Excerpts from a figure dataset
-- start --

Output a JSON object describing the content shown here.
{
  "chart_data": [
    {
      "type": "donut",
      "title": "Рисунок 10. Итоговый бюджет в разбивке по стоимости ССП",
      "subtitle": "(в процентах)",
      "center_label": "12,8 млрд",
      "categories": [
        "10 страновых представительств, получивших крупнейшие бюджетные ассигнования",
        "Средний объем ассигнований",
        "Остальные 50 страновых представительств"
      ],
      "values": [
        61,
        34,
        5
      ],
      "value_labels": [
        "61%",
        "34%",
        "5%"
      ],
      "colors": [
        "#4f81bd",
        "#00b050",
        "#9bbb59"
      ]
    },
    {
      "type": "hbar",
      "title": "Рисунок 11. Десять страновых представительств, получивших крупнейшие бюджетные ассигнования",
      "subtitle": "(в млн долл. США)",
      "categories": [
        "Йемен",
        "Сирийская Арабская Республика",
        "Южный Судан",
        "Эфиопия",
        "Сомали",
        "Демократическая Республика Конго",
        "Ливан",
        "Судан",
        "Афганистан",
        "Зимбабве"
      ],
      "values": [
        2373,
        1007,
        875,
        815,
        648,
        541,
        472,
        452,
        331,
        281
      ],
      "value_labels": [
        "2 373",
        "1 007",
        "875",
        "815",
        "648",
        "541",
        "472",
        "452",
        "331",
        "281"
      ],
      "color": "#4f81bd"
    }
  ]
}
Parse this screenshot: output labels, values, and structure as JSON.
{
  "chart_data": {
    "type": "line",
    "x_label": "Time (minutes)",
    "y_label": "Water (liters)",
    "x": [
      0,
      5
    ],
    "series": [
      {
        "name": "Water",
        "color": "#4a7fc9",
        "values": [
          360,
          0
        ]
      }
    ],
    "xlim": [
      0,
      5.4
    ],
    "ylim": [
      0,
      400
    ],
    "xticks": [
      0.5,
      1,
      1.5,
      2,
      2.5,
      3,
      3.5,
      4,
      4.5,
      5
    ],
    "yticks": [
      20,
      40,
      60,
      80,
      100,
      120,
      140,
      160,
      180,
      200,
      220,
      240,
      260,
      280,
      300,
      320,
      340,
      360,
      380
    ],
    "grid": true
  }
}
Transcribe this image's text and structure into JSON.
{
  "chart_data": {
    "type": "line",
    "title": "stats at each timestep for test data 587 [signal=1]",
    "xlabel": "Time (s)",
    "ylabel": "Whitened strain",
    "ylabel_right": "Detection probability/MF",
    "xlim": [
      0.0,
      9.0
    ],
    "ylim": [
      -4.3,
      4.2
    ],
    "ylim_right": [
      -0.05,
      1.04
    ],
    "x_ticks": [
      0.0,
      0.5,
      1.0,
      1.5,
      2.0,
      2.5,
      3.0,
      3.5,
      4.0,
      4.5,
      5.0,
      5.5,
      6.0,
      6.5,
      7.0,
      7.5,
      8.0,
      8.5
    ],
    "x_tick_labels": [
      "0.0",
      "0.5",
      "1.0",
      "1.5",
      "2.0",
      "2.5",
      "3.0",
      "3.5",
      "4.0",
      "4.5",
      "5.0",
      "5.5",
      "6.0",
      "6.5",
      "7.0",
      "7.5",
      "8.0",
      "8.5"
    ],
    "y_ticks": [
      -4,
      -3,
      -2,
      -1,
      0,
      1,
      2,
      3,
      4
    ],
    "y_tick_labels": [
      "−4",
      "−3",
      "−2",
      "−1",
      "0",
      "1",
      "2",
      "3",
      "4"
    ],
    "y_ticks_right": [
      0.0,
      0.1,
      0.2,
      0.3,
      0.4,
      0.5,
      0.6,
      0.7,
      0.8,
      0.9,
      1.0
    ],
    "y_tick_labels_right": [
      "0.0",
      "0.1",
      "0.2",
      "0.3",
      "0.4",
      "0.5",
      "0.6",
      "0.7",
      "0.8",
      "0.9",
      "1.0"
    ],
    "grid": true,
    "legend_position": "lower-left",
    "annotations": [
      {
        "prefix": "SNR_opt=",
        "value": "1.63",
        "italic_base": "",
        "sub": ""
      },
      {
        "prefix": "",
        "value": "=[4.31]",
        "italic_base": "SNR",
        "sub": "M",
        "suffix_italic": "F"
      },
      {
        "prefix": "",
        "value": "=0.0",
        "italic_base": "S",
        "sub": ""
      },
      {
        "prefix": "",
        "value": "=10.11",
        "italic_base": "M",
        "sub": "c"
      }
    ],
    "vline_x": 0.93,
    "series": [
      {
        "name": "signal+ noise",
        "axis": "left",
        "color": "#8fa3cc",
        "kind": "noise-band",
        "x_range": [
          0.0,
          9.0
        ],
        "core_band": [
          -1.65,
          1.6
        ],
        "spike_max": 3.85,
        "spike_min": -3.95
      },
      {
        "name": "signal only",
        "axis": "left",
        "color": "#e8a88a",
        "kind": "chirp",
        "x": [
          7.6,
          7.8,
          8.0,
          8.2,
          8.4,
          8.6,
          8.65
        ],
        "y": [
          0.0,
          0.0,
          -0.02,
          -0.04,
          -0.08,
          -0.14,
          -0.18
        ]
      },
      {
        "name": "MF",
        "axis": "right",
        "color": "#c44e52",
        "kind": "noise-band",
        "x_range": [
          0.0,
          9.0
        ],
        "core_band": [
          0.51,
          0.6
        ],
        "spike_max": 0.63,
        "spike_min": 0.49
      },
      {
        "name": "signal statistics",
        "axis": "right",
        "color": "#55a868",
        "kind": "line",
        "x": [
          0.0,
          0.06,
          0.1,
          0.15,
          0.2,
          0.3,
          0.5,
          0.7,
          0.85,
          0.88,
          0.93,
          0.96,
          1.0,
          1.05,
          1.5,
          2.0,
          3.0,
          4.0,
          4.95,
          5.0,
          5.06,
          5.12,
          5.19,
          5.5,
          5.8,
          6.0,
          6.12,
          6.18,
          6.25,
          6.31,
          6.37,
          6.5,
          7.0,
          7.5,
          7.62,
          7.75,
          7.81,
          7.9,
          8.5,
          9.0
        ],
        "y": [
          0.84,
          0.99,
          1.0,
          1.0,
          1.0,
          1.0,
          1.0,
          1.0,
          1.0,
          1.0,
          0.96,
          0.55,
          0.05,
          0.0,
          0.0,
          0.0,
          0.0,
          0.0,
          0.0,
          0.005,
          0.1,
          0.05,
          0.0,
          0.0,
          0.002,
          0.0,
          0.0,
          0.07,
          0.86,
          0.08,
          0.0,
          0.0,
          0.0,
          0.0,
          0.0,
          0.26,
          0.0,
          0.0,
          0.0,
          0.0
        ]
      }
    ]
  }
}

-- end --

Directive
Give all the entries again exactly; leave none out.

Complete answer
Output a JSON object describing the content shown here.
{
  "chart_data": [
    {
      "type": "donut",
      "title": "Рисунок 10. Итоговый бюджет в разбивке по стоимости ССП",
      "subtitle": "(в процентах)",
      "center_label": "12,8 млрд",
      "categories": [
        "10 страновых представительств, получивших крупнейшие бюджетные ассигнования",
        "Средний объем ассигнований",
        "Остальные 50 страновых представительств"
      ],
      "values": [
        61,
        34,
        5
      ],
      "value_labels": [
        "61%",
        "34%",
        "5%"
      ],
      "colors": [
        "#4f81bd",
        "#00b050",
        "#9bbb59"
      ]
    },
    {
      "type": "hbar",
      "title": "Рисунок 11. Десять страновых представительств, получивших крупнейшие бюджетные ассигнования",
      "subtitle": "(в млн долл. США)",
      "categories": [
        "Йемен",
        "Сирийская Арабская Республика",
        "Южный Судан",
        "Эфиопия",
        "Сомали",
        "Демократическая Республика Конго",
        "Ливан",
        "Судан",
        "Афганистан",
        "Зимбабве"
      ],
      "values": [
        2373,
        1007,
        875,
        815,
        648,
        541,
        472,
        452,
        331,
        281
      ],
      "value_labels": [
        "2 373",
        "1 007",
        "875",
        "815",
        "648",
        "541",
        "472",
        "452",
        "331",
        "281"
      ],
      "color": "#4f81bd"
    }
  ]
}
Parse this screenshot: output labels, values, and structure as JSON.
{
  "chart_data": {
    "type": "line",
    "x_label": "Time (minutes)",
    "y_label": "Water (liters)",
    "x": [
      0,
      5
    ],
    "series": [
      {
        "name": "Water",
        "color": "#4a7fc9",
        "values": [
          360,
          0
        ]
      }
    ],
    "xlim": [
      0,
      5.4
    ],
    "ylim": [
      0,
      400
    ],
    "xticks": [
      0.5,
      1,
      1.5,
      2,
      2.5,
      3,
      3.5,
      4,
      4.5,
      5
    ],
    "yticks": [
      20,
      40,
      60,
      80,
      100,
      120,
      140,
      160,
      180,
      200,
      220,
      240,
      260,
      280,
      300,
      320,
      340,
      360,
      380
    ],
    "grid": true
  }
}
Transcribe this image's text and structure into JSON.
{
  "chart_data": {
    "type": "line",
    "title": "stats at each timestep for test data 587 [signal=1]",
    "xlabel": "Time (s)",
    "ylabel": "Whitened strain",
    "ylabel_right": "Detection probability/MF",
    "xlim": [
      0.0,
      9.0
    ],
    "ylim": [
      -4.3,
      4.2
    ],
    "ylim_right": [
      -0.05,
      1.04
    ],
    "x_ticks": [
      0.0,
      0.5,
      1.0,
      1.5,
      2.0,
      2.5,
      3.0,
      3.5,
      4.0,
      4.5,
      5.0,
      5.5,
      6.0,
      6.5,
      7.0,
      7.5,
      8.0,
      8.5
    ],
    "x_tick_labels": [
      "0.0",
      "0.5",
      "1.0",
      "1.5",
      "2.0",
      "2.5",
      "3.0",
      "3.5",
      "4.0",
      "4.5",
      "5.0",
      "5.5",
      "6.0",
      "6.5",
      "7.0",
      "7.5",
      "8.0",
      "8.5"
    ],
    "y_ticks": [
      -4,
      -3,
      -2,
      -1,
      0,
      1,
      2,
      3,
      4
    ],
    "y_tick_labels": [
      "−4",
      "−3",
      "−2",
      "−1",
      "0",
      "1",
      "2",
      "3",
      "4"
    ],
    "y_ticks_right": [
      0.0,
      0.1,
      0.2,
      0.3,
      0.4,
      0.5,
      0.6,
      0.7,
      0.8,
      0.9,
      1.0
    ],
    "y_tick_labels_right": [
      "0.0",
      "0.1",
      "0.2",
      "0.3",
      "0.4",
      "0.5",
      "0.6",
      "0.7",
      "0.8",
      "0.9",
      "1.0"
    ],
    "grid": true,
    "legend_position": "lower-left",
    "annotations": [
      {
        "prefix": "SNR_opt=",
        "value": "1.63",
        "italic_base": "",
        "sub": ""
      },
      {
        "prefix": "",
        "value": "=[4.31]",
        "italic_base": "SNR",
        "sub": "M",
        "suffix_italic": "F"
      },
      {
        "prefix": "",
        "value": "=0.0",
        "italic_base": "S",
        "sub": ""
      },
      {
        "prefix": "",
        "value": "=10.11",
        "italic_base": "M",
        "sub": "c"
      }
    ],
    "vline_x": 0.93,
    "series": [
      {
        "name": "signal+ noise",
        "axis": "left",
        "color": "#8fa3cc",
        "kind": "noise-band",
        "x_range": [
          0.0,
          9.0
        ],
        "core_band": [
          -1.65,
          1.6
        ],
        "spike_max": 3.85,
        "spike_min": -3.95
      },
      {
        "name": "signal only",
        "axis": "left",
        "color": "#e8a88a",
        "kind": "chirp",
        "x": [
          7.6,
          7.8,
          8.0,
          8.2,
          8.4,
          8.6,
          8.65
        ],
        "y": [
          0.0,
          0.0,
          -0.02,
          -0.04,
          -0.08,
          -0.14,
          -0.18
        ]
      },
      {
        "name": "MF",
        "axis": "right",
        "color": "#c44e52",
        "kind": "noise-band",
        "x_range": [
          0.0,
          9.0
        ],
        "core_band": [
          0.51,
          0.6
        ],
        "spike_max": 0.63,
        "spike_min": 0.49
      },
      {
        "name": "signal statistics",
        "axis": "right",
        "color": "#55a868",
        "kind": "line",
        "x": [
          0.0,
          0.06,
          0.1,
          0.15,
          0.2,
          0.3,
          0.5,
          0.7,
          0.85,
          0.88,
          0.93,
          0.96,
          1.0,
          1.05,
          1.5,
          2.0,
          3.0,
          4.0,
          4.95,
          5.0,
          5.06,
          5.12,
          5.19,
          5.5,
          5.8,
          6.0,
          6.12,
          6.18,
          6.25,
          6.31,
          6.37,
          6.5,
          7.0,
          7.5,
          7.62,
          7.75,
          7.81,
          7.9,
          8.5,
          9.0
        ],
        "y": [
          0.84,
          0.99,
          1.0,
          1.0,
          1.0,
          1.0,
          1.0,
          1.0,
          1.0,
          1.0,
          0.96,
          0.55,
          0.05,
          0.0,
          0.0,
          0.0,
          0.0,
          0.0,
          0.0,
          0.005,
          0.1,
          0.05,
          0.0,
          0.0,
          0.002,
          0.0,
          0.0,
          0.07,
          0.86,
          0.08,
          0.0,
          0.0,
          0.0,
          0.0,
          0.0,
          0.26,
          0.0,
          0.0,
          0.0,
          0.0
        ]
      }
    ]
  }
}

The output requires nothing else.